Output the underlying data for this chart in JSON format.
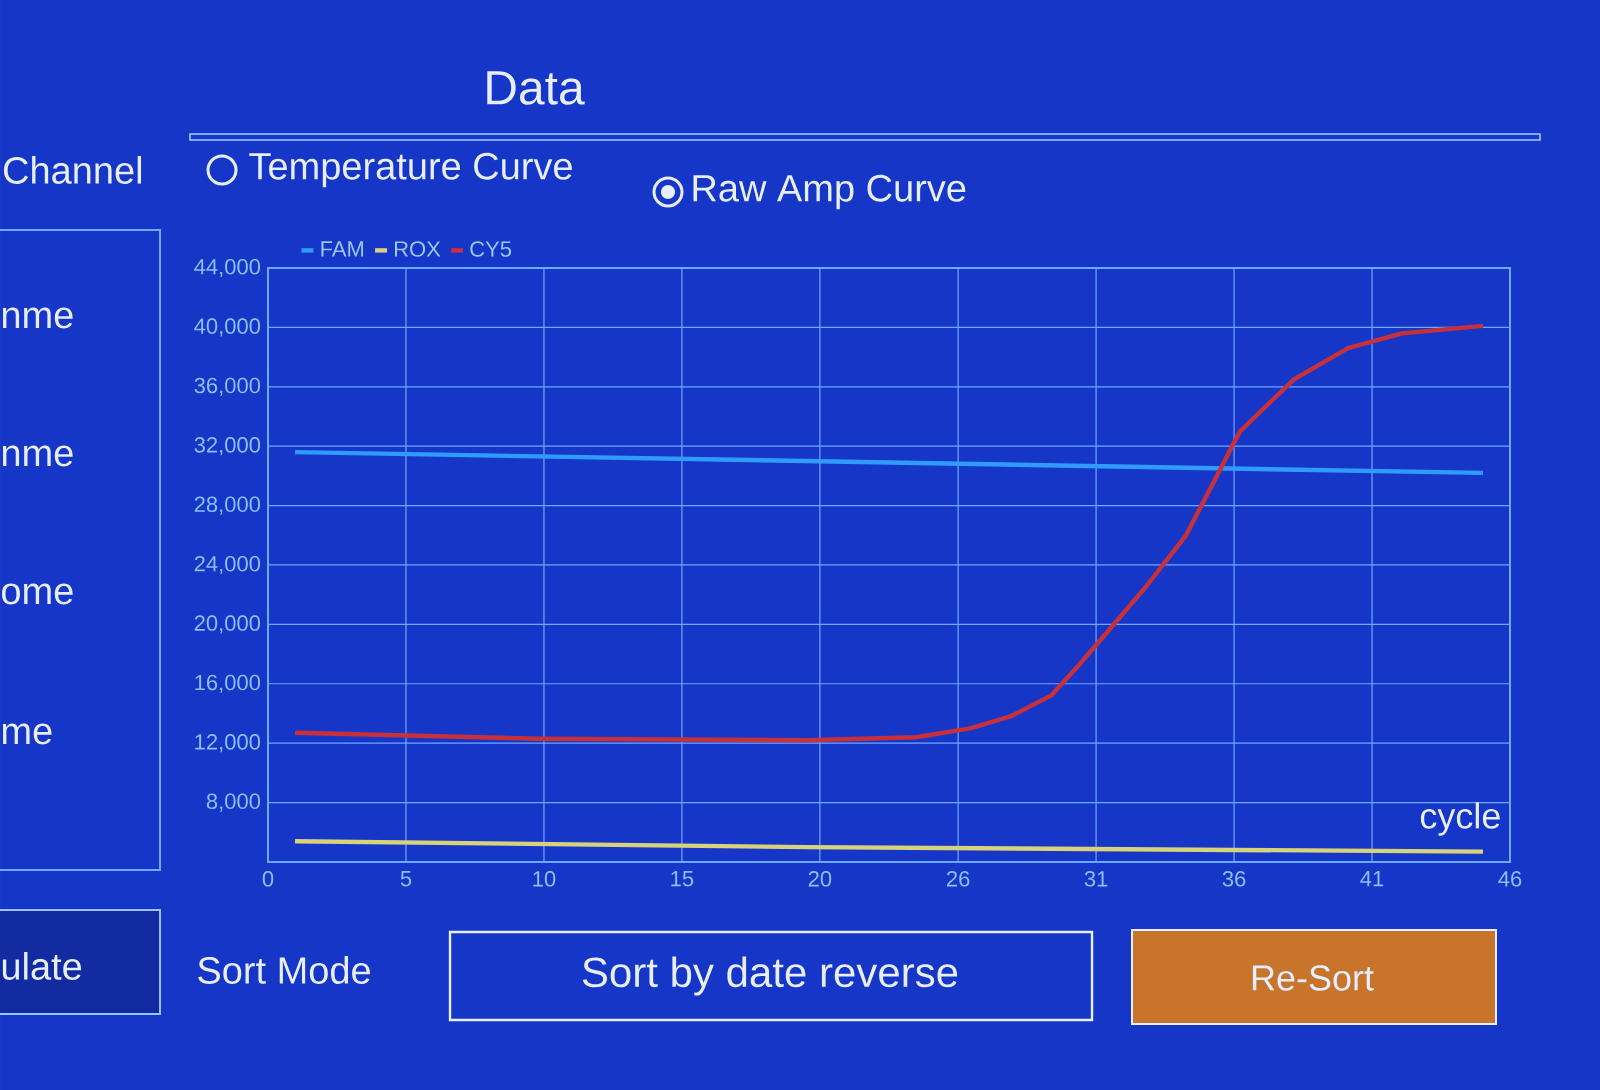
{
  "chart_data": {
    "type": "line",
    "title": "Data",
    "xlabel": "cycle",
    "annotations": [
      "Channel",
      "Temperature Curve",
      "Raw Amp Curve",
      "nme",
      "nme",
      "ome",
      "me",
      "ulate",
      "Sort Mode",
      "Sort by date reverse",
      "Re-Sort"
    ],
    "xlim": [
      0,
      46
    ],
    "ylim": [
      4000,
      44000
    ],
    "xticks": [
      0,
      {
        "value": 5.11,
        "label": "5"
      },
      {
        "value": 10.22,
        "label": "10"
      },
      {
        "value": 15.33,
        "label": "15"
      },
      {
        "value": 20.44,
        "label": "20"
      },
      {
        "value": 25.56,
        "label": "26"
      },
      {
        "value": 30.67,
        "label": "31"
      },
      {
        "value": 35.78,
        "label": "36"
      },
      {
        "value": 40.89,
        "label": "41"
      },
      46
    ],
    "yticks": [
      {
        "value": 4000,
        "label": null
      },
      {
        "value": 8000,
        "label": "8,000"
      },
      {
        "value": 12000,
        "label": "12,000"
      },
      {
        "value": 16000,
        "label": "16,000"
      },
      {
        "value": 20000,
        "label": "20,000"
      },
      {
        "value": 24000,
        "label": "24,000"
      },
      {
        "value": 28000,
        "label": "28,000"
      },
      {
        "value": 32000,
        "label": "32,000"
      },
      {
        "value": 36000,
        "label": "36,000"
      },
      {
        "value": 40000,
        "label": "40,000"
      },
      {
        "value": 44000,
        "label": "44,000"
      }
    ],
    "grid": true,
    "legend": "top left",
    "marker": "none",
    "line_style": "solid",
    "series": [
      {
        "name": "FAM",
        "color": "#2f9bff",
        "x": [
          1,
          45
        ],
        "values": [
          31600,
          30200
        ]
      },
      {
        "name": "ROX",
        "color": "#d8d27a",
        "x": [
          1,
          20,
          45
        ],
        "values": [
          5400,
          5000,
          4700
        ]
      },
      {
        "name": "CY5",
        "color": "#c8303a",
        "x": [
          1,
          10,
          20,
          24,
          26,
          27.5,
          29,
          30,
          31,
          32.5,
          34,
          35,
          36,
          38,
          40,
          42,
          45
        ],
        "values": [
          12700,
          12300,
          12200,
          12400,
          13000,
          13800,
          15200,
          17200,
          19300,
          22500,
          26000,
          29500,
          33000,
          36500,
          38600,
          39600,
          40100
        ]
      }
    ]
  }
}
◆ ◆ ◆ ◆ ◆ ◆ ◆
== GOAL ==
Take every line that includes the string "color" and copy it.

== RIGHT ANSWER ==
        "color": "#2f9bff",
        "color": "#d8d27a",
        "color": "#c8303a",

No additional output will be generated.